— Task to carry out —
Print the listing below in its entirety, character for character.

— Collection entries —
▬▬▬▬▬▬

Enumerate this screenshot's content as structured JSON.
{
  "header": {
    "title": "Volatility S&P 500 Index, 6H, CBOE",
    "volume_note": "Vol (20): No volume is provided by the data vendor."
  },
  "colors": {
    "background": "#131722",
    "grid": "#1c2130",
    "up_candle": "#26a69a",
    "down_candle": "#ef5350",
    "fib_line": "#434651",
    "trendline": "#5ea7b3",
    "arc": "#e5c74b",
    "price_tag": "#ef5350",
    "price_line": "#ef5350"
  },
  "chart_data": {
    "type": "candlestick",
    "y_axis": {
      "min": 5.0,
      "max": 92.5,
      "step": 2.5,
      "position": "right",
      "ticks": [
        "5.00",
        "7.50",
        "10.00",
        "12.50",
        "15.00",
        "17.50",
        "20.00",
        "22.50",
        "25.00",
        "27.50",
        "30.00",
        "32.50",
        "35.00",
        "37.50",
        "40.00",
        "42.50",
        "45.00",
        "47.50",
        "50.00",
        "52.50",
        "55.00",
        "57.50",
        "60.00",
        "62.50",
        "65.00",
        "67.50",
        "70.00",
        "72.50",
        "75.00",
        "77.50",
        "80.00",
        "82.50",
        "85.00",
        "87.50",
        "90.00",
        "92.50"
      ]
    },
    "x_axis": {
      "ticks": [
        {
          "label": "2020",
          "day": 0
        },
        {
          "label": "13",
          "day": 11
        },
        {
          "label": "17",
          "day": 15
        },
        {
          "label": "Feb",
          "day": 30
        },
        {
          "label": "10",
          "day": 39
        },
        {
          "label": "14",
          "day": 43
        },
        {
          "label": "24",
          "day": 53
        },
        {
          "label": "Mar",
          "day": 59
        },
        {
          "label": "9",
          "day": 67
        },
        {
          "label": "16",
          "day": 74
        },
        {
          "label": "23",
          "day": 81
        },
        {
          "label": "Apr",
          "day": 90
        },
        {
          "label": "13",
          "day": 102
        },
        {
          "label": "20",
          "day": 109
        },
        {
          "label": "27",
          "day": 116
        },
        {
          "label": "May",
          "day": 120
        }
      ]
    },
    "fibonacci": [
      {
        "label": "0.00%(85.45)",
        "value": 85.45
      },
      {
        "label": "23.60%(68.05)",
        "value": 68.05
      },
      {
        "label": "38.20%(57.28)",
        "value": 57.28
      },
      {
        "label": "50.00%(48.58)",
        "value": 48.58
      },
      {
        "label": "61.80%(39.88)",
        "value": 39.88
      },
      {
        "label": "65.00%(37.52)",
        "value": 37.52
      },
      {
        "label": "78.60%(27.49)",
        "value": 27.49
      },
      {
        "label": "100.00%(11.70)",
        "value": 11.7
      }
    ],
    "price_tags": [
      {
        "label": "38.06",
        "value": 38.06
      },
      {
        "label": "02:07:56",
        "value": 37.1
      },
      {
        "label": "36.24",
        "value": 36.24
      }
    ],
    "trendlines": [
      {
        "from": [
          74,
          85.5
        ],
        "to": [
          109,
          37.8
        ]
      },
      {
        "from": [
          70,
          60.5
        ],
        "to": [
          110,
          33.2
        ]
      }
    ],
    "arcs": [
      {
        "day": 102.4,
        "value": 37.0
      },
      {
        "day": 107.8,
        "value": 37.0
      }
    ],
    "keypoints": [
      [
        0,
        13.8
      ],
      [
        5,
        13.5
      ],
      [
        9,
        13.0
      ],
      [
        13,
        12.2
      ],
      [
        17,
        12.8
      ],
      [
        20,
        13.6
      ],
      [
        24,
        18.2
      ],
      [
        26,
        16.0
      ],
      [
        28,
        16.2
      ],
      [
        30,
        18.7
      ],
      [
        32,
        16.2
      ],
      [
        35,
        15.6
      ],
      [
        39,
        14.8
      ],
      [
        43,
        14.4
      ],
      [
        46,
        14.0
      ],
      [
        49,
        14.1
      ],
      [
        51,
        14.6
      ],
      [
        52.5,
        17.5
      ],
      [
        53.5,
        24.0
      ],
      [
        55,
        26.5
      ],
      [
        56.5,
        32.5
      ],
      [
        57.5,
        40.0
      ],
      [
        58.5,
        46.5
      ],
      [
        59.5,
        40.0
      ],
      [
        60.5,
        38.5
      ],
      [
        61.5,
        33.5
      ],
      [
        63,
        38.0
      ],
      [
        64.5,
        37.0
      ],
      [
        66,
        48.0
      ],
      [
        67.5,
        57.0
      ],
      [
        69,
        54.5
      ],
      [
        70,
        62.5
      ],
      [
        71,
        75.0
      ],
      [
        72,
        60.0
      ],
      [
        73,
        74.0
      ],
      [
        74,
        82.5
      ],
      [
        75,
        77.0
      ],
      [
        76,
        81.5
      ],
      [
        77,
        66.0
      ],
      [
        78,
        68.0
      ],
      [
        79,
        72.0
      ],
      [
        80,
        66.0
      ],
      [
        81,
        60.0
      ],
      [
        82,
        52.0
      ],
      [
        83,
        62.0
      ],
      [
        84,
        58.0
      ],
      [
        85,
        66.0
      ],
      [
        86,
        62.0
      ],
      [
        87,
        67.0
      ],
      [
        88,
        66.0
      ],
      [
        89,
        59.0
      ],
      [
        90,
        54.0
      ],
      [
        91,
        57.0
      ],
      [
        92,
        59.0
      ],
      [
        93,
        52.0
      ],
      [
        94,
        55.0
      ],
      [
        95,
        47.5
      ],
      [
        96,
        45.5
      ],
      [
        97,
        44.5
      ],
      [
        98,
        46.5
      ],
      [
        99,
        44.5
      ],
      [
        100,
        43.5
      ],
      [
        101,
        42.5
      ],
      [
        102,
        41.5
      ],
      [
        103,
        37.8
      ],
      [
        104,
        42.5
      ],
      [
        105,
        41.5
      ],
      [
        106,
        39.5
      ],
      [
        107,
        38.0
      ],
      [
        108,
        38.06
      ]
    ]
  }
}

▬▬▬▬▬▬

— Output of the exercise —
Enumerate this screenshot's content as structured JSON.
{
  "header": {
    "title": "Volatility S&P 500 Index, 6H, CBOE",
    "volume_note": "Vol (20): No volume is provided by the data vendor."
  },
  "colors": {
    "background": "#131722",
    "grid": "#1c2130",
    "up_candle": "#26a69a",
    "down_candle": "#ef5350",
    "fib_line": "#434651",
    "trendline": "#5ea7b3",
    "arc": "#e5c74b",
    "price_tag": "#ef5350",
    "price_line": "#ef5350"
  },
  "chart_data": {
    "type": "candlestick",
    "y_axis": {
      "min": 5.0,
      "max": 92.5,
      "step": 2.5,
      "position": "right",
      "ticks": [
        "5.00",
        "7.50",
        "10.00",
        "12.50",
        "15.00",
        "17.50",
        "20.00",
        "22.50",
        "25.00",
        "27.50",
        "30.00",
        "32.50",
        "35.00",
        "37.50",
        "40.00",
        "42.50",
        "45.00",
        "47.50",
        "50.00",
        "52.50",
        "55.00",
        "57.50",
        "60.00",
        "62.50",
        "65.00",
        "67.50",
        "70.00",
        "72.50",
        "75.00",
        "77.50",
        "80.00",
        "82.50",
        "85.00",
        "87.50",
        "90.00",
        "92.50"
      ]
    },
    "x_axis": {
      "ticks": [
        {
          "label": "2020",
          "day": 0
        },
        {
          "label": "13",
          "day": 11
        },
        {
          "label": "17",
          "day": 15
        },
        {
          "label": "Feb",
          "day": 30
        },
        {
          "label": "10",
          "day": 39
        },
        {
          "label": "14",
          "day": 43
        },
        {
          "label": "24",
          "day": 53
        },
        {
          "label": "Mar",
          "day": 59
        },
        {
          "label": "9",
          "day": 67
        },
        {
          "label": "16",
          "day": 74
        },
        {
          "label": "23",
          "day": 81
        },
        {
          "label": "Apr",
          "day": 90
        },
        {
          "label": "13",
          "day": 102
        },
        {
          "label": "20",
          "day": 109
        },
        {
          "label": "27",
          "day": 116
        },
        {
          "label": "May",
          "day": 120
        }
      ]
    },
    "fibonacci": [
      {
        "label": "0.00%(85.45)",
        "value": 85.45
      },
      {
        "label": "23.60%(68.05)",
        "value": 68.05
      },
      {
        "label": "38.20%(57.28)",
        "value": 57.28
      },
      {
        "label": "50.00%(48.58)",
        "value": 48.58
      },
      {
        "label": "61.80%(39.88)",
        "value": 39.88
      },
      {
        "label": "65.00%(37.52)",
        "value": 37.52
      },
      {
        "label": "78.60%(27.49)",
        "value": 27.49
      },
      {
        "label": "100.00%(11.70)",
        "value": 11.7
      }
    ],
    "price_tags": [
      {
        "label": "38.06",
        "value": 38.06
      },
      {
        "label": "02:07:56",
        "value": 37.1
      },
      {
        "label": "36.24",
        "value": 36.24
      }
    ],
    "trendlines": [
      {
        "from": [
          74,
          85.5
        ],
        "to": [
          109,
          37.8
        ]
      },
      {
        "from": [
          70,
          60.5
        ],
        "to": [
          110,
          33.2
        ]
      }
    ],
    "arcs": [
      {
        "day": 102.4,
        "value": 37.0
      },
      {
        "day": 107.8,
        "value": 37.0
      }
    ],
    "keypoints": [
      [
        0,
        13.8
      ],
      [
        5,
        13.5
      ],
      [
        9,
        13.0
      ],
      [
        13,
        12.2
      ],
      [
        17,
        12.8
      ],
      [
        20,
        13.6
      ],
      [
        24,
        18.2
      ],
      [
        26,
        16.0
      ],
      [
        28,
        16.2
      ],
      [
        30,
        18.7
      ],
      [
        32,
        16.2
      ],
      [
        35,
        15.6
      ],
      [
        39,
        14.8
      ],
      [
        43,
        14.4
      ],
      [
        46,
        14.0
      ],
      [
        49,
        14.1
      ],
      [
        51,
        14.6
      ],
      [
        52.5,
        17.5
      ],
      [
        53.5,
        24.0
      ],
      [
        55,
        26.5
      ],
      [
        56.5,
        32.5
      ],
      [
        57.5,
        40.0
      ],
      [
        58.5,
        46.5
      ],
      [
        59.5,
        40.0
      ],
      [
        60.5,
        38.5
      ],
      [
        61.5,
        33.5
      ],
      [
        63,
        38.0
      ],
      [
        64.5,
        37.0
      ],
      [
        66,
        48.0
      ],
      [
        67.5,
        57.0
      ],
      [
        69,
        54.5
      ],
      [
        70,
        62.5
      ],
      [
        71,
        75.0
      ],
      [
        72,
        60.0
      ],
      [
        73,
        74.0
      ],
      [
        74,
        82.5
      ],
      [
        75,
        77.0
      ],
      [
        76,
        81.5
      ],
      [
        77,
        66.0
      ],
      [
        78,
        68.0
      ],
      [
        79,
        72.0
      ],
      [
        80,
        66.0
      ],
      [
        81,
        60.0
      ],
      [
        82,
        52.0
      ],
      [
        83,
        62.0
      ],
      [
        84,
        58.0
      ],
      [
        85,
        66.0
      ],
      [
        86,
        62.0
      ],
      [
        87,
        67.0
      ],
      [
        88,
        66.0
      ],
      [
        89,
        59.0
      ],
      [
        90,
        54.0
      ],
      [
        91,
        57.0
      ],
      [
        92,
        59.0
      ],
      [
        93,
        52.0
      ],
      [
        94,
        55.0
      ],
      [
        95,
        47.5
      ],
      [
        96,
        45.5
      ],
      [
        97,
        44.5
      ],
      [
        98,
        46.5
      ],
      [
        99,
        44.5
      ],
      [
        100,
        43.5
      ],
      [
        101,
        42.5
      ],
      [
        102,
        41.5
      ],
      [
        103,
        37.8
      ],
      [
        104,
        42.5
      ],
      [
        105,
        41.5
      ],
      [
        106,
        39.5
      ],
      [
        107,
        38.0
      ],
      [
        108,
        38.06
      ]
    ]
  }
}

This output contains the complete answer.